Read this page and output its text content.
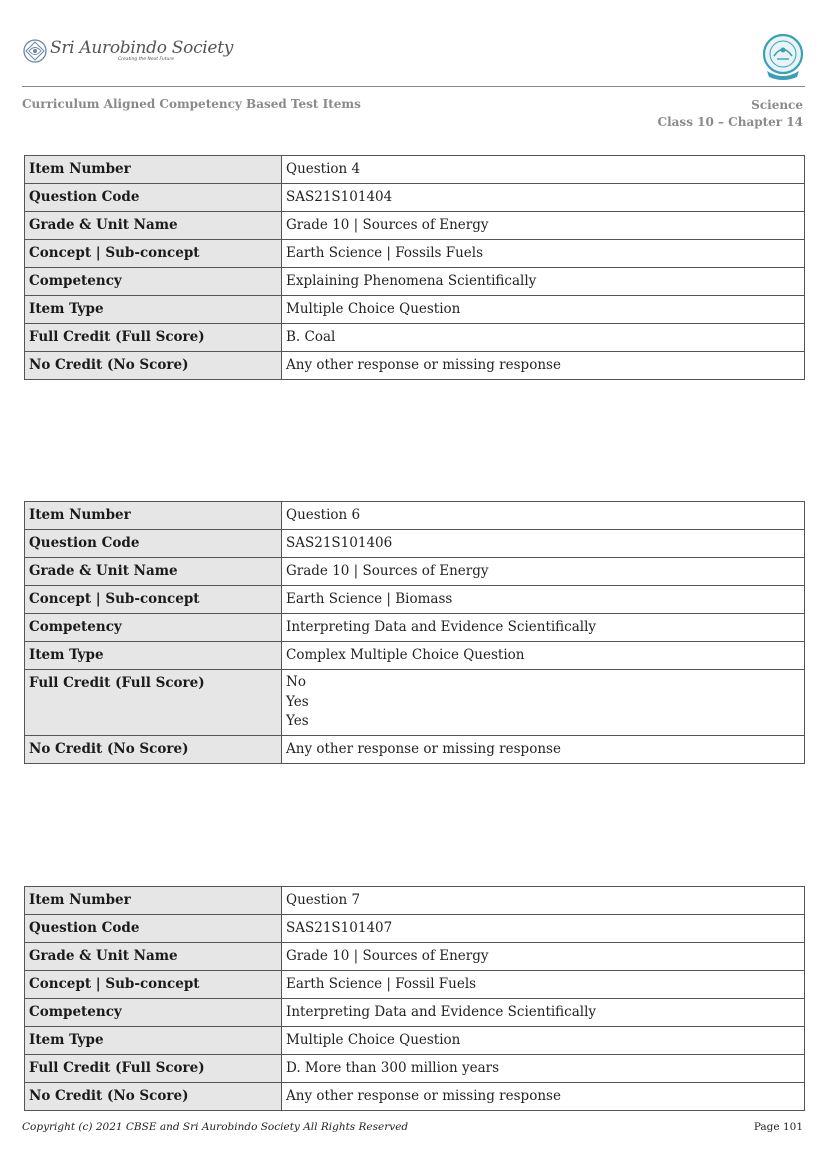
Sri Aurobindo Society
Creating the Next Future
Curriculum Aligned Competency Based Test Items	Science
Class 10 – Chapter 14
Item Number	Question 4
Question Code	SAS21S101404
Grade & Unit Name	Grade 10 | Sources of Energy
Concept | Sub-concept	Earth Science | Fossils Fuels
Competency	Explaining Phenomena Scientifically
Item Type	Multiple Choice Question
Full Credit (Full Score)	B. Coal
No Credit (No Score)	Any other response or missing response
Item Number	Question 6
Question Code	SAS21S101406
Grade & Unit Name	Grade 10 | Sources of Energy
Concept | Sub-concept	Earth Science | Biomass
Competency	Interpreting Data and Evidence Scientifically
Item Type	Complex Multiple Choice Question
Full Credit (Full Score)	No
Yes
Yes

No Credit (No Score)	Any other response or missing response
Item Number	Question 7
Question Code	SAS21S101407
Grade & Unit Name	Grade 10 | Sources of Energy
Concept | Sub-concept	Earth Science | Fossil Fuels
Competency	Interpreting Data and Evidence Scientifically
Item Type	Multiple Choice Question
Full Credit (Full Score)	D. More than 300 million years
No Credit (No Score)	Any other response or missing response
Copyright (c) 2021 CBSE and Sri Aurobindo Society All Rights Reserved	Page 101
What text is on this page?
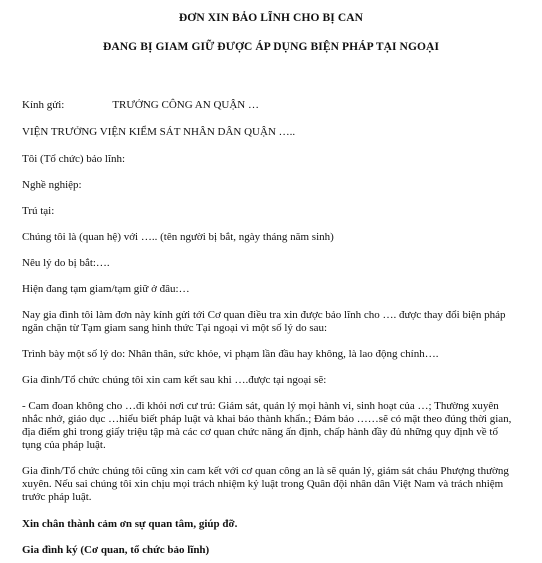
ĐƠN XIN BẢO LĨNH CHO BỊ CAN
ĐANG BỊ GIAM GIỮ ĐƯỢC ÁP DỤNG BIỆN PHÁP TẠI NGOẠI
Kính gửi:	TRƯỞNG CÔNG AN QUẬN …
VIỆN TRƯỞNG VIỆN KIỂM SÁT NHÂN DÂN QUẬN …..
Tôi (Tổ chức) bảo lĩnh:
Nghề nghiệp:
Trú tại:
Chúng tôi là (quan hệ) với ….. (tên người bị bắt, ngày tháng năm sinh)
Nêu lý do bị bắt:….
Hiện đang tạm giam/tạm giữ ở đâu:…
Nay gia đình tôi làm đơn này kính gửi tới Cơ quan điều tra xin được bảo lĩnh cho …. được thay đổi biện pháp
ngăn chặn từ Tạm giam sang hình thức Tại ngoại vì một số lý do sau:
Trình bày một số lý do: Nhân thân, sức khỏe, vi phạm lần đầu hay không, là lao động chính….
Gia đình/Tổ chức chúng tôi xin cam kết sau khi ….được tại ngoại sẽ:
- Cam đoan không cho …đi khỏi nơi cư trú: Giám sát, quản lý mọi hành vi, sinh hoạt của …; Thường xuyên
nhắc nhở, giáo dục …hiểu biết pháp luật và khai báo thành khẩn.; Đảm bảo ……sẽ có mặt theo đúng thời gian,
địa điểm ghi trong giấy triệu tập mà các cơ quan chức năng ấn định, chấp hành đầy đủ những quy định về tố
tụng của pháp luật.
Gia đình/Tổ chức chúng tôi cũng xin cam kết với cơ quan công an là sẽ quản lý, giám sát cháu Phượng thường
xuyên. Nếu sai chúng tôi xin chịu mọi trách nhiệm kỷ luật trong Quân đội nhân dân Việt Nam và trách nhiệm
trước pháp luật.
Xin chân thành cảm ơn sự quan tâm, giúp đỡ.
Gia đình ký (Cơ quan, tổ chức bảo lĩnh)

_What needs to be done:_
From the listing above, collect every line that mentions the word "luật".

_Final result:_
nhắc nhở, giáo dục …hiểu biết pháp luật và khai báo thành khẩn.; Đảm bảo ……sẽ có mặt theo đúng thời gian,
tụng của pháp luật.
xuyên. Nếu sai chúng tôi xin chịu mọi trách nhiệm kỷ luật trong Quân đội nhân dân Việt Nam và trách nhiệm
trước pháp luật.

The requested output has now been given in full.